# Task details:
Your task is to extract every entry that follows word for word while excluding the pictures.

# Extracted entries:
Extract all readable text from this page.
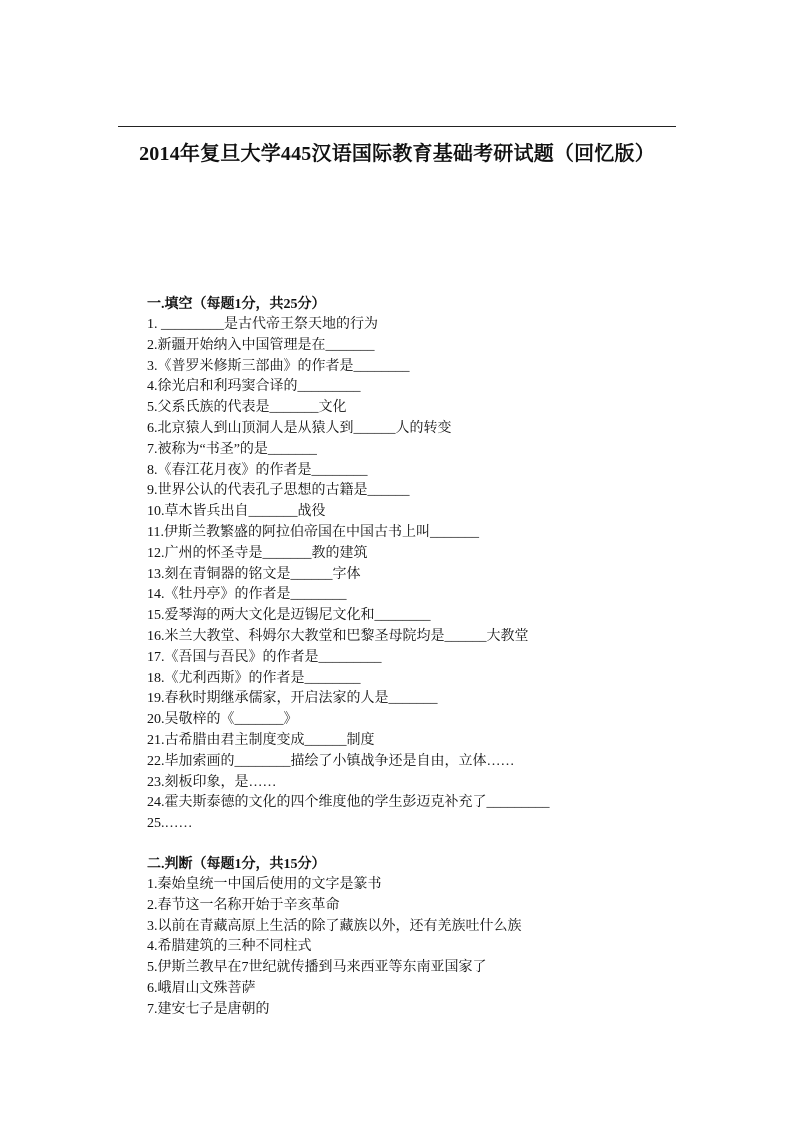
2014年复旦大学445汉语国际教育基础考研试题（回忆版）
一.填空（每题1分，共25分）
1. _________是古代帝王祭天地的行为
2.新疆开始纳入中国管理是在_______
3.《普罗米修斯三部曲》的作者是________
4.徐光启和利玛窦合译的_________
5.父系氏族的代表是_______文化
6.北京猿人到山顶洞人是从猿人到______人的转变
7.被称为“书圣”的是_______
8.《春江花月夜》的作者是________
9.世界公认的代表孔子思想的古籍是______
10.草木皆兵出自_______战役
11.伊斯兰教繁盛的阿拉伯帝国在中国古书上叫_______
12.广州的怀圣寺是_______教的建筑
13.刻在青铜器的铭文是______字体
14.《牡丹亭》的作者是________
15.爱琴海的两大文化是迈锡尼文化和________
16.米兰大教堂、科姆尔大教堂和巴黎圣母院均是______大教堂
17.《吾国与吾民》的作者是_________
18.《尤利西斯》的作者是________
19.春秋时期继承儒家，开启法家的人是_______
20.吴敬梓的《_______》
21.古希腊由君主制度变成______制度
22.毕加索画的________描绘了小镇战争还是自由，立体……
23.刻板印象，是……
24.霍夫斯泰德的文化的四个维度他的学生彭迈克补充了_________
25.……
二.判断（每题1分，共15分）
1.秦始皇统一中国后使用的文字是篆书
2.春节这一名称开始于辛亥革命
3.以前在青藏高原上生活的除了藏族以外，还有羌族吐什么族
4.希腊建筑的三种不同柱式
5.伊斯兰教早在7世纪就传播到马来西亚等东南亚国家了
6.峨眉山文殊菩萨
7.建安七子是唐朝的
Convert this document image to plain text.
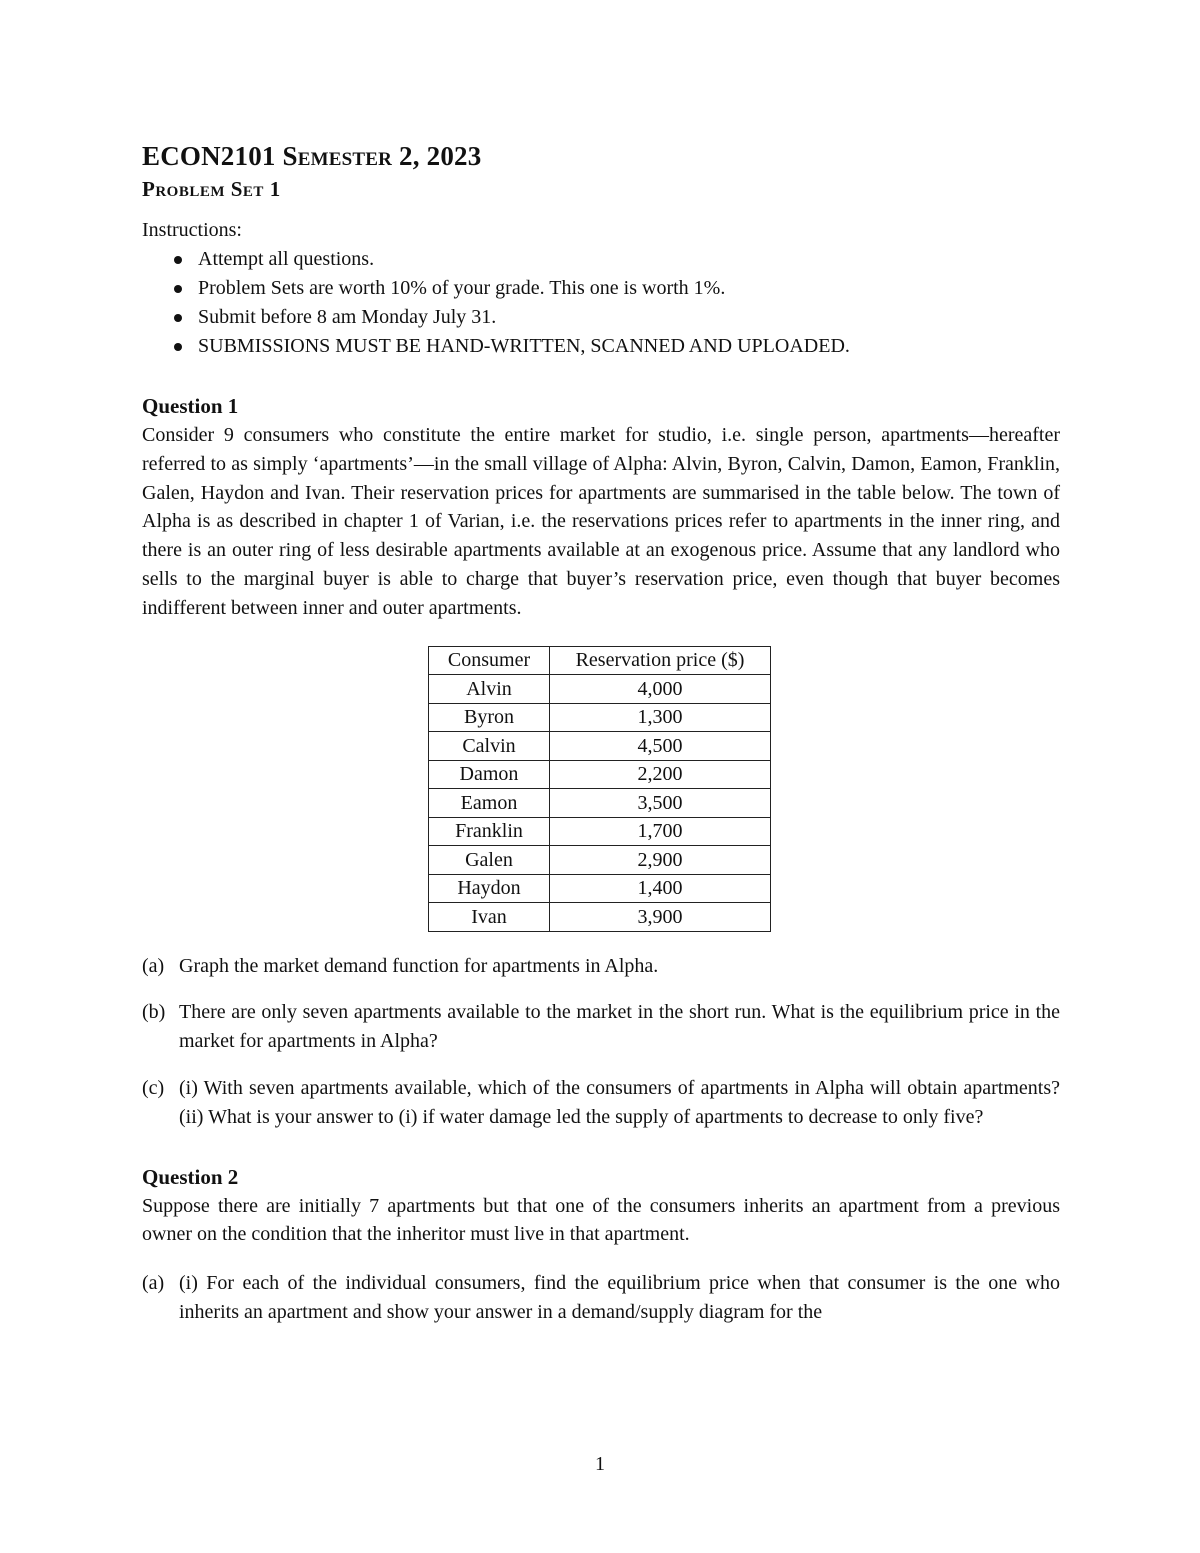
ECON2101 Semester 2, 2023
Problem Set 1

Instructions:

Attempt all questions.
Problem Sets are worth 10% of your grade. This one is worth 1%.
Submit before 8 am Monday July 31.
SUBMISSIONS MUST BE HAND-WRITTEN, SCANNED AND UPLOADED.
Question 1

Consider 9 consumers who constitute the entire market for studio, i.e. single person, apartments—hereafter referred to as simply ‘apartments’—in the small village of Alpha: Alvin, Byron, Calvin, Damon, Eamon, Franklin, Galen, Haydon and Ivan. Their reservation prices for apartments are summarised in the table below. The town of Alpha is as described in chapter 1 of Varian, i.e. the reservations prices refer to apartments in the inner ring, and there is an outer ring of less desirable apartments available at an exogenous price. Assume that any landlord who sells to the marginal buyer is able to charge that buyer’s reservation price, even though that buyer becomes indifferent between inner and outer apartments.

Consumer	Reservation price ($)
Alvin	4,000
Byron	1,300
Calvin	4,500
Damon	2,200
Eamon	3,500
Franklin	1,700
Galen	2,900
Haydon	1,400
Ivan	3,900
(a) Graph the market demand function for apartments in Alpha.
(b) There are only seven apartments available to the market in the short run. What is the equilibrium price in the market for apartments in Alpha?
(c) (i) With seven apartments available, which of the consumers of apartments in Alpha will obtain apartments? (ii) What is your answer to (i) if water damage led the supply of apartments to decrease to only five?
Question 2

Suppose there are initially 7 apartments but that one of the consumers inherits an apartment from a previous owner on the condition that the inheritor must live in that apartment.

(a) (i) For each of the individual consumers, find the equilibrium price when that consumer is the one who inherits an apartment and show your answer in a demand/supply diagram for the
1
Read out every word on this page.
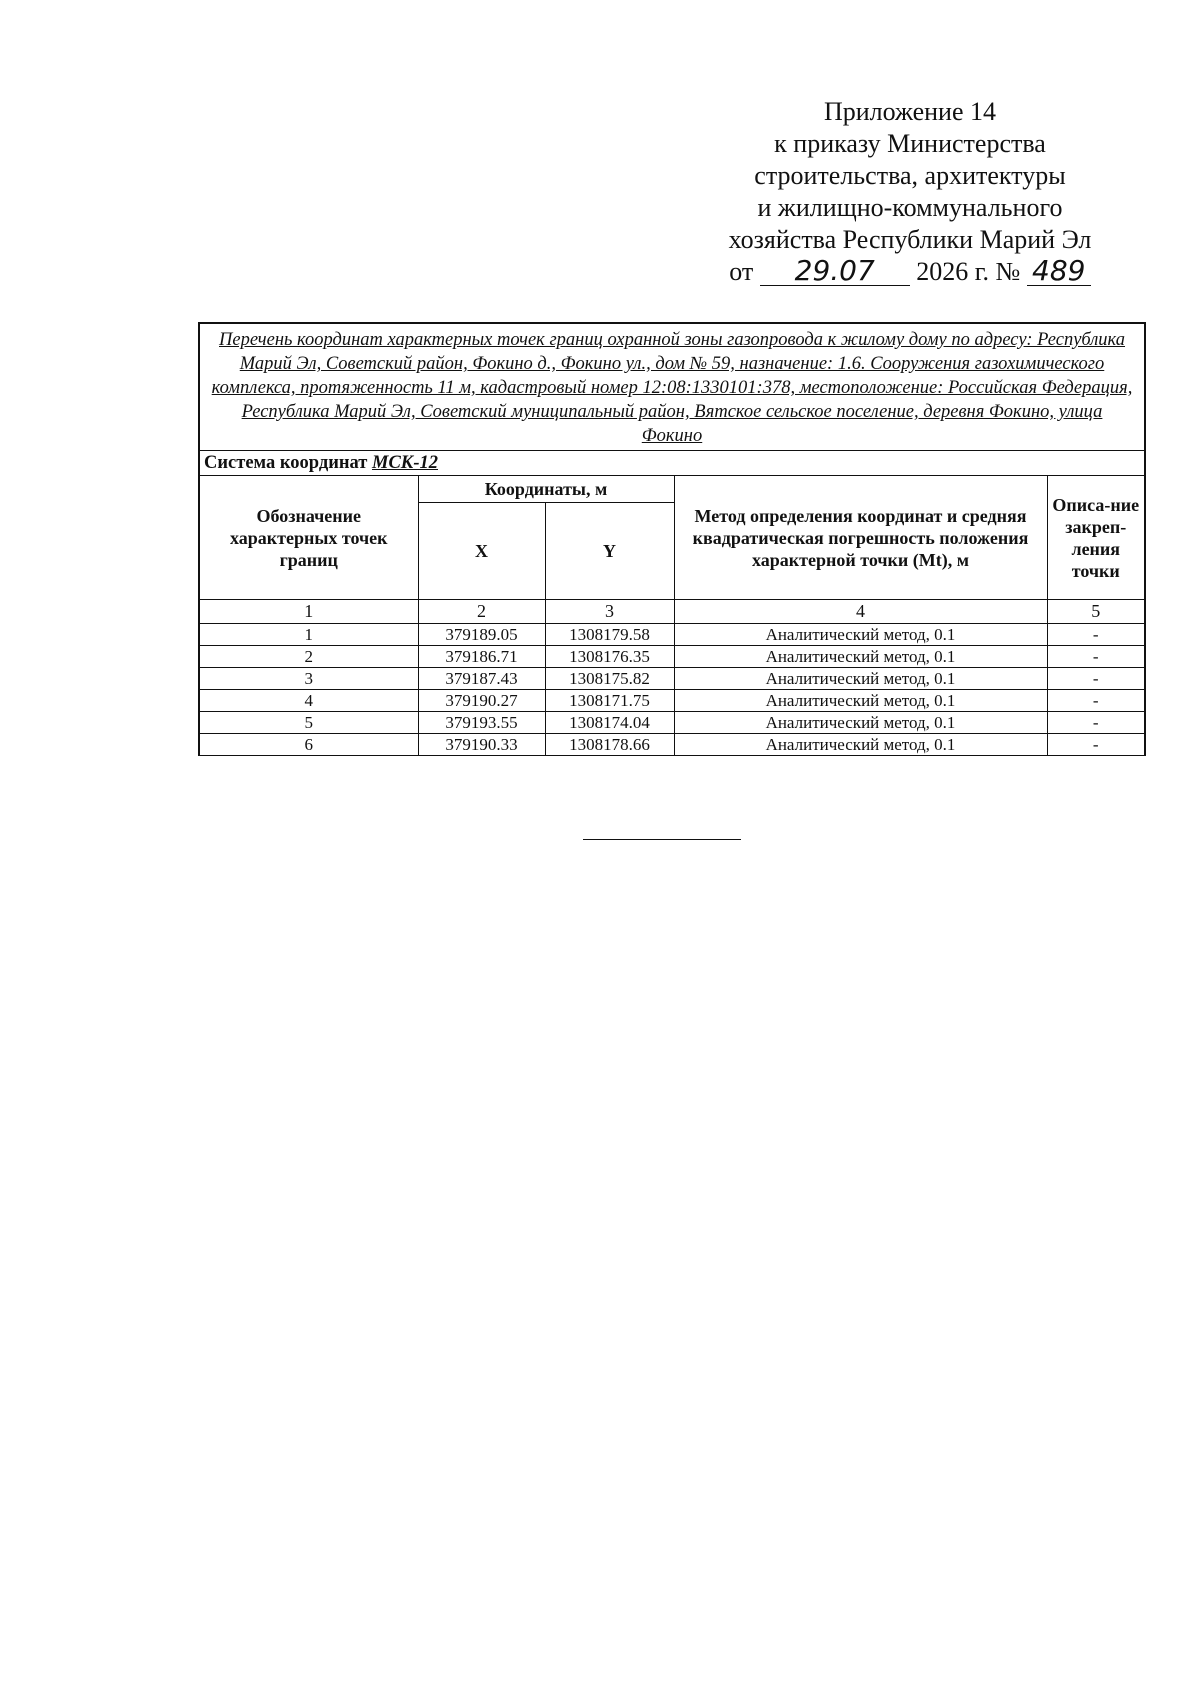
Приложение 14
к приказу Министерства
строительства, архитектуры
и жилищно-коммунального
хозяйства Республики Марий Эл
от 29.07 2026 г. № 489
Перечень координат характерных точек границ охранной зоны газопровода к жилому дому по адресу: Республика Марий Эл, Советский район, Фокино д., Фокино ул., дом № 59, назначение: 1.6. Сооружения газохимического комплекса, протяженность 11 м, кадастровый номер 12:08:1330101:378, местоположение: Российская Федерация, Республика Марий Эл, Советский муниципальный район, Вятское сельское поселение, деревня Фокино, улица Фокино				
Система координат МСК-12				
Обозначение характерных точек границ	Координаты, м		Метод определения координат и средняя квадратическая погрешность положения характерной точки (Mt), м	Описа-ние закреп-ления точки
	X	Y		
1	2	3	4	5
1	379189.05	1308179.58	Аналитический метод, 0.1	-
2	379186.71	1308176.35	Аналитический метод, 0.1	-
3	379187.43	1308175.82	Аналитический метод, 0.1	-
4	379190.27	1308171.75	Аналитический метод, 0.1	-
5	379193.55	1308174.04	Аналитический метод, 0.1	-
6	379190.33	1308178.66	Аналитический метод, 0.1	-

# Response for this exercise:
Extract all readable text from this page.
2014年复旦大学445汉语国际教育基础考研试题（回忆版）
一.填空（每题1分，共25分）
1. _________是古代帝王祭天地的行为
2.新疆开始纳入中国管理是在_______
3.《普罗米修斯三部曲》的作者是________
4.徐光启和利玛窦合译的_________
5.父系氏族的代表是_______文化
6.北京猿人到山顶洞人是从猿人到______人的转变
7.被称为“书圣”的是_______
8.《春江花月夜》的作者是________
9.世界公认的代表孔子思想的古籍是______
10.草木皆兵出自_______战役
11.伊斯兰教繁盛的阿拉伯帝国在中国古书上叫_______
12.广州的怀圣寺是_______教的建筑
13.刻在青铜器的铭文是______字体
14.《牡丹亭》的作者是________
15.爱琴海的两大文化是迈锡尼文化和________
16.米兰大教堂、科姆尔大教堂和巴黎圣母院均是______大教堂
17.《吾国与吾民》的作者是_________
18.《尤利西斯》的作者是________
19.春秋时期继承儒家，开启法家的人是_______
20.吴敬梓的《_______》
21.古希腊由君主制度变成______制度
22.毕加索画的________描绘了小镇战争还是自由，立体……
23.刻板印象，是……
24.霍夫斯泰德的文化的四个维度他的学生彭迈克补充了_________
25.……
二.判断（每题1分，共15分）
1.秦始皇统一中国后使用的文字是篆书
2.春节这一名称开始于辛亥革命
3.以前在青藏高原上生活的除了藏族以外，还有羌族吐什么族
4.希腊建筑的三种不同柱式
5.伊斯兰教早在7世纪就传播到马来西亚等东南亚国家了
6.峨眉山文殊菩萨
7.建安七子是唐朝的
Convert this document image to plain text.
ECON2101 Semester 2, 2023
Problem Set 1

Instructions:

Attempt all questions.
Problem Sets are worth 10% of your grade. This one is worth 1%.
Submit before 8 am Monday July 31.
SUBMISSIONS MUST BE HAND-WRITTEN, SCANNED AND UPLOADED.
Question 1

Consider 9 consumers who constitute the entire market for studio, i.e. single person, apartments—hereafter referred to as simply ‘apartments’—in the small village of Alpha: Alvin, Byron, Calvin, Damon, Eamon, Franklin, Galen, Haydon and Ivan. Their reservation prices for apartments are summarised in the table below. The town of Alpha is as described in chapter 1 of Varian, i.e. the reservations prices refer to apartments in the inner ring, and there is an outer ring of less desirable apartments available at an exogenous price. Assume that any landlord who sells to the marginal buyer is able to charge that buyer’s reservation price, even though that buyer becomes indifferent between inner and outer apartments.

Consumer	Reservation price ($)
Alvin	4,000
Byron	1,300
Calvin	4,500
Damon	2,200
Eamon	3,500
Franklin	1,700
Galen	2,900
Haydon	1,400
Ivan	3,900
(a) Graph the market demand function for apartments in Alpha.
(b) There are only seven apartments available to the market in the short run. What is the equilibrium price in the market for apartments in Alpha?
(c) (i) With seven apartments available, which of the consumers of apartments in Alpha will obtain apartments? (ii) What is your answer to (i) if water damage led the supply of apartments to decrease to only five?
Question 2

Suppose there are initially 7 apartments but that one of the consumers inherits an apartment from a previous owner on the condition that the inheritor must live in that apartment.

(a) (i) For each of the individual consumers, find the equilibrium price when that consumer is the one who inherits an apartment and show your answer in a demand/supply diagram for the
1
Read out every word on this page.
Приложение 14
к приказу Министерства
строительства, архитектуры
и жилищно-коммунального
хозяйства Республики Марий Эл
от 29.07 2026 г. № 489
Перечень координат характерных точек границ охранной зоны газопровода к жилому дому по адресу: Республика Марий Эл, Советский район, Фокино д., Фокино ул., дом № 59, назначение: 1.6. Сооружения газохимического комплекса, протяженность 11 м, кадастровый номер 12:08:1330101:378, местоположение: Российская Федерация, Республика Марий Эл, Советский муниципальный район, Вятское сельское поселение, деревня Фокино, улица Фокино				
Система координат МСК-12				
Обозначение характерных точек границ	Координаты, м		Метод определения координат и средняя квадратическая погрешность положения характерной точки (Mt), м	Описа-ние закреп-ления точки
	X	Y		
1	2	3	4	5
1	379189.05	1308179.58	Аналитический метод, 0.1	-
2	379186.71	1308176.35	Аналитический метод, 0.1	-
3	379187.43	1308175.82	Аналитический метод, 0.1	-
4	379190.27	1308171.75	Аналитический метод, 0.1	-
5	379193.55	1308174.04	Аналитический метод, 0.1	-
6	379190.33	1308178.66	Аналитический метод, 0.1	-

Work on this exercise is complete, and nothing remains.